-- Written instruction --
Extract all of the data and reproduce it precisely.

Excerpt from a dataset
┄┄┄┄┄┄┄┄┄┄

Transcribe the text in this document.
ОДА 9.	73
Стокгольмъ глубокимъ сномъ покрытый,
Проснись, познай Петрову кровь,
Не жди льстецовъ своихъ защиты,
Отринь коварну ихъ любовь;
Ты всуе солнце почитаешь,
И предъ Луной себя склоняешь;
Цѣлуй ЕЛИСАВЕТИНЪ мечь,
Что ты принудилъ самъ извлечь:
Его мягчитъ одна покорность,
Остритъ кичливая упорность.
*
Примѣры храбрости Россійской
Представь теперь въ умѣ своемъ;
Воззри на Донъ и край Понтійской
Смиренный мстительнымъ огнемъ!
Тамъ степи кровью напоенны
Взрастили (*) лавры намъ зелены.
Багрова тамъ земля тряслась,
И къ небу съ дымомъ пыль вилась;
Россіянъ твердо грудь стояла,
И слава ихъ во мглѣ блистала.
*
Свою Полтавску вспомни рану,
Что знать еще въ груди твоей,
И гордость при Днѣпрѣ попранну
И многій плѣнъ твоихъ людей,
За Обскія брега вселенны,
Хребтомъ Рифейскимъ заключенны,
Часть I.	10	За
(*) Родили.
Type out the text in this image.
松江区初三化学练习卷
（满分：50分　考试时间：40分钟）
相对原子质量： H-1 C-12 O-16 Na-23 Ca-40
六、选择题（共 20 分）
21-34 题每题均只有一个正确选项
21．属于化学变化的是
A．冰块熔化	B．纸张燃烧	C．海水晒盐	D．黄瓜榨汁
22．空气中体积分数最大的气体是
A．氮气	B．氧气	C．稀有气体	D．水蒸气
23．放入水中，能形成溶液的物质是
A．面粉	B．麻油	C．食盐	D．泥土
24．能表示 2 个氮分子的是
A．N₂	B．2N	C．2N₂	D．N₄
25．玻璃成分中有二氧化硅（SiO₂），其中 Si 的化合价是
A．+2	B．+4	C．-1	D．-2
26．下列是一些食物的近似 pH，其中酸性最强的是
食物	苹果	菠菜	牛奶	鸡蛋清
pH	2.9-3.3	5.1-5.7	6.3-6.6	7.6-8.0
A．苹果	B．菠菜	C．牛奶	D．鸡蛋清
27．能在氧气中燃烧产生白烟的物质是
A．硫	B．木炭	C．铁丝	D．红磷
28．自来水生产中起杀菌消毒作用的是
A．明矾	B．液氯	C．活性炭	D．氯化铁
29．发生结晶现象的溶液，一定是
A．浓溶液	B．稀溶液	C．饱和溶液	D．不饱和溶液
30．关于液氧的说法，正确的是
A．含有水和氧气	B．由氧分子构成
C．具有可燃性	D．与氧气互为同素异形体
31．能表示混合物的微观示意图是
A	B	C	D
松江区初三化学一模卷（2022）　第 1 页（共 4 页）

┄┄┄┄┄┄┄┄┄┄

-- Written solution --
Transcribe the text in this document.
ОДА 9.	73
Стокгольмъ глубокимъ сномъ покрытый,
Проснись, познай Петрову кровь,
Не жди льстецовъ своихъ защиты,
Отринь коварну ихъ любовь;
Ты всуе солнце почитаешь,
И предъ Луной себя склоняешь;
Цѣлуй ЕЛИСАВЕТИНЪ мечь,
Что ты принудилъ самъ извлечь:
Его мягчитъ одна покорность,
Остритъ кичливая упорность.
*
Примѣры храбрости Россійской
Представь теперь въ умѣ своемъ;
Воззри на Донъ и край Понтійской
Смиренный мстительнымъ огнемъ!
Тамъ степи кровью напоенны
Взрастили (*) лавры намъ зелены.
Багрова тамъ земля тряслась,
И къ небу съ дымомъ пыль вилась;
Россіянъ твердо грудь стояла,
И слава ихъ во мглѣ блистала.
*
Свою Полтавску вспомни рану,
Что знать еще въ груди твоей,
И гордость при Днѣпрѣ попранну
И многій плѣнъ твоихъ людей,
За Обскія брега вселенны,
Хребтомъ Рифейскимъ заключенны,
Часть I.	10	За
(*) Родили.
Type out the text in this image.
松江区初三化学练习卷
（满分：50分　考试时间：40分钟）
相对原子质量： H-1 C-12 O-16 Na-23 Ca-40
六、选择题（共 20 分）
21-34 题每题均只有一个正确选项
21．属于化学变化的是
A．冰块熔化	B．纸张燃烧	C．海水晒盐	D．黄瓜榨汁
22．空气中体积分数最大的气体是
A．氮气	B．氧气	C．稀有气体	D．水蒸气
23．放入水中，能形成溶液的物质是
A．面粉	B．麻油	C．食盐	D．泥土
24．能表示 2 个氮分子的是
A．N₂	B．2N	C．2N₂	D．N₄
25．玻璃成分中有二氧化硅（SiO₂），其中 Si 的化合价是
A．+2	B．+4	C．-1	D．-2
26．下列是一些食物的近似 pH，其中酸性最强的是
食物	苹果	菠菜	牛奶	鸡蛋清
pH	2.9-3.3	5.1-5.7	6.3-6.6	7.6-8.0
A．苹果	B．菠菜	C．牛奶	D．鸡蛋清
27．能在氧气中燃烧产生白烟的物质是
A．硫	B．木炭	C．铁丝	D．红磷
28．自来水生产中起杀菌消毒作用的是
A．明矾	B．液氯	C．活性炭	D．氯化铁
29．发生结晶现象的溶液，一定是
A．浓溶液	B．稀溶液	C．饱和溶液	D．不饱和溶液
30．关于液氧的说法，正确的是
A．含有水和氧气	B．由氧分子构成
C．具有可燃性	D．与氧气互为同素异形体
31．能表示混合物的微观示意图是
A	B	C	D
松江区初三化学一模卷（2022）　第 1 页（共 4 页）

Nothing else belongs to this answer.